Can you find the lines of the listing that include "title" and copy every one?

Dataset records
····················

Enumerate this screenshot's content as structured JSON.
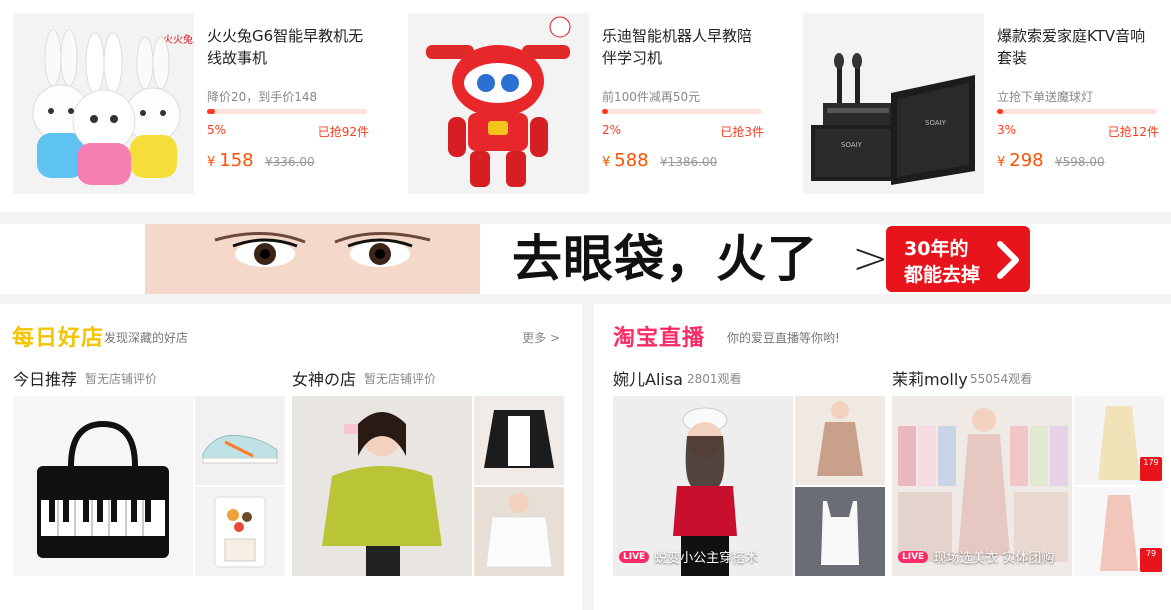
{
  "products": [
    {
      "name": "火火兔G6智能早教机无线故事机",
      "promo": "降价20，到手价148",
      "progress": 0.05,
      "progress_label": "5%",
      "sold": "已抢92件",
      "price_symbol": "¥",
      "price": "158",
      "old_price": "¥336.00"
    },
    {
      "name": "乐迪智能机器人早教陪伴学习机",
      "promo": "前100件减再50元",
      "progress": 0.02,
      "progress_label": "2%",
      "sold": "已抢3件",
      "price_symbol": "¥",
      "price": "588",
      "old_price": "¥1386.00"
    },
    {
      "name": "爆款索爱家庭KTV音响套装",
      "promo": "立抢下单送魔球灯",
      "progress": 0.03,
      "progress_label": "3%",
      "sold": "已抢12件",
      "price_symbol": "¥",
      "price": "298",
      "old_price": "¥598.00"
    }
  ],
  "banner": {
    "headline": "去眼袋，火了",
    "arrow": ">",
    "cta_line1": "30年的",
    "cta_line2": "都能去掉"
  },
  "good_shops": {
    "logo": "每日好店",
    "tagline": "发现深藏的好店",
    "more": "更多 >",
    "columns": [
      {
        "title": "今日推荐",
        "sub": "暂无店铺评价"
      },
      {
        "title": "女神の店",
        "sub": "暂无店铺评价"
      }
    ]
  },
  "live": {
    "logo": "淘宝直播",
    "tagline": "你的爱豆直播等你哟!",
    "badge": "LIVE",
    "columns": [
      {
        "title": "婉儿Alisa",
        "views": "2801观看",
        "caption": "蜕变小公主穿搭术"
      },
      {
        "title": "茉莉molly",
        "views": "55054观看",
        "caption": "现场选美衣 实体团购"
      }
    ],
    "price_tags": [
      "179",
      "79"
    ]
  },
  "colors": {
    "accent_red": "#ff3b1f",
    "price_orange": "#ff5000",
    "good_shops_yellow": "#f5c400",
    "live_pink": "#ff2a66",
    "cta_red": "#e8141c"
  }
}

····················

→ The completed task:
        "title": "今日推荐",
        "title": "女神の店",
        "title": "婉儿Alisa",
        "title": "茉莉molly",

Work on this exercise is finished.